What this task involves
Retype the records that come next, word for word.

Provided records
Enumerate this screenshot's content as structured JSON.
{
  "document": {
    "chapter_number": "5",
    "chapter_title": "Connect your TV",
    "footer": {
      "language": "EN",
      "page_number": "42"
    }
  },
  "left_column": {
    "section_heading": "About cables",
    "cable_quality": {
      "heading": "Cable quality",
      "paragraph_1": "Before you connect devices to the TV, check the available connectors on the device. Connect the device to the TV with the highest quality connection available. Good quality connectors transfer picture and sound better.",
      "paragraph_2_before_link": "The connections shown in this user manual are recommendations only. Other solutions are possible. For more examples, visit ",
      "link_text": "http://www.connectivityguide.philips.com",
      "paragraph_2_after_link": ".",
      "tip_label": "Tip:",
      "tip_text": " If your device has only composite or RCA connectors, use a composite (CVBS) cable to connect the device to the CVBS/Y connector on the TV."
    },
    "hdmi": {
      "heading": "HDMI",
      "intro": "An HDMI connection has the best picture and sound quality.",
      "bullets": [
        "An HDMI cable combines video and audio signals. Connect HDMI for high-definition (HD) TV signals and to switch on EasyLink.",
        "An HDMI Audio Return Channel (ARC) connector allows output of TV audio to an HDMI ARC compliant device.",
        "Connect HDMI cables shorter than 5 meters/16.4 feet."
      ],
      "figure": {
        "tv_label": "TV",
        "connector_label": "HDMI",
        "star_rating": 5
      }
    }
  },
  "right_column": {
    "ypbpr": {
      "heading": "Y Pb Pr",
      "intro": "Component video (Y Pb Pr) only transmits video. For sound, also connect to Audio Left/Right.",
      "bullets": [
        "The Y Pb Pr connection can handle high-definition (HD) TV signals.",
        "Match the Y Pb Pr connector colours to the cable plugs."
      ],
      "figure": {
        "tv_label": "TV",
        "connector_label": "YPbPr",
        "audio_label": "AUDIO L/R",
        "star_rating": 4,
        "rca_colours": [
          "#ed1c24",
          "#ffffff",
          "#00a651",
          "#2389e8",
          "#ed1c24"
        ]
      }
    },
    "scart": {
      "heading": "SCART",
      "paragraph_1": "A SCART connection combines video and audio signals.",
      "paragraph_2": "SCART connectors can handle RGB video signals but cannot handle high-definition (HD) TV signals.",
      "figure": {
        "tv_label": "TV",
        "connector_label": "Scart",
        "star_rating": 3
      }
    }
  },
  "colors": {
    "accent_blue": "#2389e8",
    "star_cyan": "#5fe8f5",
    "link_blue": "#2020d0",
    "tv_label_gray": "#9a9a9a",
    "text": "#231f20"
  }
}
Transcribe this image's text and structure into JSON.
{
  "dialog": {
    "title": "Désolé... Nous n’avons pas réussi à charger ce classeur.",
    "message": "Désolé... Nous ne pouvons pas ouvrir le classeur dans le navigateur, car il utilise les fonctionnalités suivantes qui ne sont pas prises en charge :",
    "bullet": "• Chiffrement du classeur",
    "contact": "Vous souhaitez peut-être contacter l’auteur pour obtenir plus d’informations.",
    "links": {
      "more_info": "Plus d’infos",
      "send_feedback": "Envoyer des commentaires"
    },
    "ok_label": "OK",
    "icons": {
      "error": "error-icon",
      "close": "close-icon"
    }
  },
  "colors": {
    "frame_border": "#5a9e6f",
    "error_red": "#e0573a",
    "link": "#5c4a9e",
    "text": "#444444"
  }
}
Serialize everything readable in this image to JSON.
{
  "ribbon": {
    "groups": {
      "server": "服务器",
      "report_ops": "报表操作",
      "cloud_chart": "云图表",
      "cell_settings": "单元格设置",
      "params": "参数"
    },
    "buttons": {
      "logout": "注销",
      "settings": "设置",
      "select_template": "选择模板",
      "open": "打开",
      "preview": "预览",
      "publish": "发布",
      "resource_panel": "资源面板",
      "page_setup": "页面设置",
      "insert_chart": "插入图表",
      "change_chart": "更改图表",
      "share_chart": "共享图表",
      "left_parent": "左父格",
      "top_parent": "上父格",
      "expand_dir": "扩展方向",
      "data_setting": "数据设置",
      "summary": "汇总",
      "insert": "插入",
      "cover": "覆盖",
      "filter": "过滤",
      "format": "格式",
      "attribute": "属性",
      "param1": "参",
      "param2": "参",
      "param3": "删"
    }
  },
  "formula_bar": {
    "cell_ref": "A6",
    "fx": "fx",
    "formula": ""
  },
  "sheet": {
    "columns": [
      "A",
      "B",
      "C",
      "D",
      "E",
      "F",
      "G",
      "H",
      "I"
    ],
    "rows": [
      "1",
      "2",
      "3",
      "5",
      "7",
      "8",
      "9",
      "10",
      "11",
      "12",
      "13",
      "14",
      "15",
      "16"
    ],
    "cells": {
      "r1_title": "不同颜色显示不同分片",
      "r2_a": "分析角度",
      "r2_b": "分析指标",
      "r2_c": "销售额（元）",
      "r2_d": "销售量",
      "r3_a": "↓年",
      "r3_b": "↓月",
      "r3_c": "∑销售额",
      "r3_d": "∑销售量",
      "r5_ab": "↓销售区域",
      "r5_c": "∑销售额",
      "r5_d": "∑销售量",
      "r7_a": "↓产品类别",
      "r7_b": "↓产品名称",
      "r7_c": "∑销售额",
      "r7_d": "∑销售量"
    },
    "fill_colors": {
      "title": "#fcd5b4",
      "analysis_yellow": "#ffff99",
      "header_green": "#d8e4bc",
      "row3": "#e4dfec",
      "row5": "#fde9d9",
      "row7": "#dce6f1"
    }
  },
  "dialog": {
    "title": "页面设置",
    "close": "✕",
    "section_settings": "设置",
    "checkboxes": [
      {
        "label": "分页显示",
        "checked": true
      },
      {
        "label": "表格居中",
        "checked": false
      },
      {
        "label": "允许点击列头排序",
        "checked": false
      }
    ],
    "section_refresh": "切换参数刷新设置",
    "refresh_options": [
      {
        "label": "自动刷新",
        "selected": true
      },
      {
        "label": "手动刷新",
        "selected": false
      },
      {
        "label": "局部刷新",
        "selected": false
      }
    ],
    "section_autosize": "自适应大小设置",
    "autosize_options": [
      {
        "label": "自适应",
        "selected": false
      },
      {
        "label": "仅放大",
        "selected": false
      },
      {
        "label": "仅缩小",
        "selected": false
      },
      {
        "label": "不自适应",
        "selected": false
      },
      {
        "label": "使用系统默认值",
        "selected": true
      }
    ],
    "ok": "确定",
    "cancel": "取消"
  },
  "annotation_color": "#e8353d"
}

Completed task
Enumerate this screenshot's content as structured JSON.
{
  "document": {
    "chapter_number": "5",
    "chapter_title": "Connect your TV",
    "footer": {
      "language": "EN",
      "page_number": "42"
    }
  },
  "left_column": {
    "section_heading": "About cables",
    "cable_quality": {
      "heading": "Cable quality",
      "paragraph_1": "Before you connect devices to the TV, check the available connectors on the device. Connect the device to the TV with the highest quality connection available. Good quality connectors transfer picture and sound better.",
      "paragraph_2_before_link": "The connections shown in this user manual are recommendations only. Other solutions are possible. For more examples, visit ",
      "link_text": "http://www.connectivityguide.philips.com",
      "paragraph_2_after_link": ".",
      "tip_label": "Tip:",
      "tip_text": " If your device has only composite or RCA connectors, use a composite (CVBS) cable to connect the device to the CVBS/Y connector on the TV."
    },
    "hdmi": {
      "heading": "HDMI",
      "intro": "An HDMI connection has the best picture and sound quality.",
      "bullets": [
        "An HDMI cable combines video and audio signals. Connect HDMI for high-definition (HD) TV signals and to switch on EasyLink.",
        "An HDMI Audio Return Channel (ARC) connector allows output of TV audio to an HDMI ARC compliant device.",
        "Connect HDMI cables shorter than 5 meters/16.4 feet."
      ],
      "figure": {
        "tv_label": "TV",
        "connector_label": "HDMI",
        "star_rating": 5
      }
    }
  },
  "right_column": {
    "ypbpr": {
      "heading": "Y Pb Pr",
      "intro": "Component video (Y Pb Pr) only transmits video. For sound, also connect to Audio Left/Right.",
      "bullets": [
        "The Y Pb Pr connection can handle high-definition (HD) TV signals.",
        "Match the Y Pb Pr connector colours to the cable plugs."
      ],
      "figure": {
        "tv_label": "TV",
        "connector_label": "YPbPr",
        "audio_label": "AUDIO L/R",
        "star_rating": 4,
        "rca_colours": [
          "#ed1c24",
          "#ffffff",
          "#00a651",
          "#2389e8",
          "#ed1c24"
        ]
      }
    },
    "scart": {
      "heading": "SCART",
      "paragraph_1": "A SCART connection combines video and audio signals.",
      "paragraph_2": "SCART connectors can handle RGB video signals but cannot handle high-definition (HD) TV signals.",
      "figure": {
        "tv_label": "TV",
        "connector_label": "Scart",
        "star_rating": 3
      }
    }
  },
  "colors": {
    "accent_blue": "#2389e8",
    "star_cyan": "#5fe8f5",
    "link_blue": "#2020d0",
    "tv_label_gray": "#9a9a9a",
    "text": "#231f20"
  }
}
Transcribe this image's text and structure into JSON.
{
  "dialog": {
    "title": "Désolé... Nous n’avons pas réussi à charger ce classeur.",
    "message": "Désolé... Nous ne pouvons pas ouvrir le classeur dans le navigateur, car il utilise les fonctionnalités suivantes qui ne sont pas prises en charge :",
    "bullet": "• Chiffrement du classeur",
    "contact": "Vous souhaitez peut-être contacter l’auteur pour obtenir plus d’informations.",
    "links": {
      "more_info": "Plus d’infos",
      "send_feedback": "Envoyer des commentaires"
    },
    "ok_label": "OK",
    "icons": {
      "error": "error-icon",
      "close": "close-icon"
    }
  },
  "colors": {
    "frame_border": "#5a9e6f",
    "error_red": "#e0573a",
    "link": "#5c4a9e",
    "text": "#444444"
  }
}
Serialize everything readable in this image to JSON.
{
  "ribbon": {
    "groups": {
      "server": "服务器",
      "report_ops": "报表操作",
      "cloud_chart": "云图表",
      "cell_settings": "单元格设置",
      "params": "参数"
    },
    "buttons": {
      "logout": "注销",
      "settings": "设置",
      "select_template": "选择模板",
      "open": "打开",
      "preview": "预览",
      "publish": "发布",
      "resource_panel": "资源面板",
      "page_setup": "页面设置",
      "insert_chart": "插入图表",
      "change_chart": "更改图表",
      "share_chart": "共享图表",
      "left_parent": "左父格",
      "top_parent": "上父格",
      "expand_dir": "扩展方向",
      "data_setting": "数据设置",
      "summary": "汇总",
      "insert": "插入",
      "cover": "覆盖",
      "filter": "过滤",
      "format": "格式",
      "attribute": "属性",
      "param1": "参",
      "param2": "参",
      "param3": "删"
    }
  },
  "formula_bar": {
    "cell_ref": "A6",
    "fx": "fx",
    "formula": ""
  },
  "sheet": {
    "columns": [
      "A",
      "B",
      "C",
      "D",
      "E",
      "F",
      "G",
      "H",
      "I"
    ],
    "rows": [
      "1",
      "2",
      "3",
      "5",
      "7",
      "8",
      "9",
      "10",
      "11",
      "12",
      "13",
      "14",
      "15",
      "16"
    ],
    "cells": {
      "r1_title": "不同颜色显示不同分片",
      "r2_a": "分析角度",
      "r2_b": "分析指标",
      "r2_c": "销售额（元）",
      "r2_d": "销售量",
      "r3_a": "↓年",
      "r3_b": "↓月",
      "r3_c": "∑销售额",
      "r3_d": "∑销售量",
      "r5_ab": "↓销售区域",
      "r5_c": "∑销售额",
      "r5_d": "∑销售量",
      "r7_a": "↓产品类别",
      "r7_b": "↓产品名称",
      "r7_c": "∑销售额",
      "r7_d": "∑销售量"
    },
    "fill_colors": {
      "title": "#fcd5b4",
      "analysis_yellow": "#ffff99",
      "header_green": "#d8e4bc",
      "row3": "#e4dfec",
      "row5": "#fde9d9",
      "row7": "#dce6f1"
    }
  },
  "dialog": {
    "title": "页面设置",
    "close": "✕",
    "section_settings": "设置",
    "checkboxes": [
      {
        "label": "分页显示",
        "checked": true
      },
      {
        "label": "表格居中",
        "checked": false
      },
      {
        "label": "允许点击列头排序",
        "checked": false
      }
    ],
    "section_refresh": "切换参数刷新设置",
    "refresh_options": [
      {
        "label": "自动刷新",
        "selected": true
      },
      {
        "label": "手动刷新",
        "selected": false
      },
      {
        "label": "局部刷新",
        "selected": false
      }
    ],
    "section_autosize": "自适应大小设置",
    "autosize_options": [
      {
        "label": "自适应",
        "selected": false
      },
      {
        "label": "仅放大",
        "selected": false
      },
      {
        "label": "仅缩小",
        "selected": false
      },
      {
        "label": "不自适应",
        "selected": false
      },
      {
        "label": "使用系统默认值",
        "selected": true
      }
    ],
    "ok": "确定",
    "cancel": "取消"
  },
  "annotation_color": "#e8353d"
}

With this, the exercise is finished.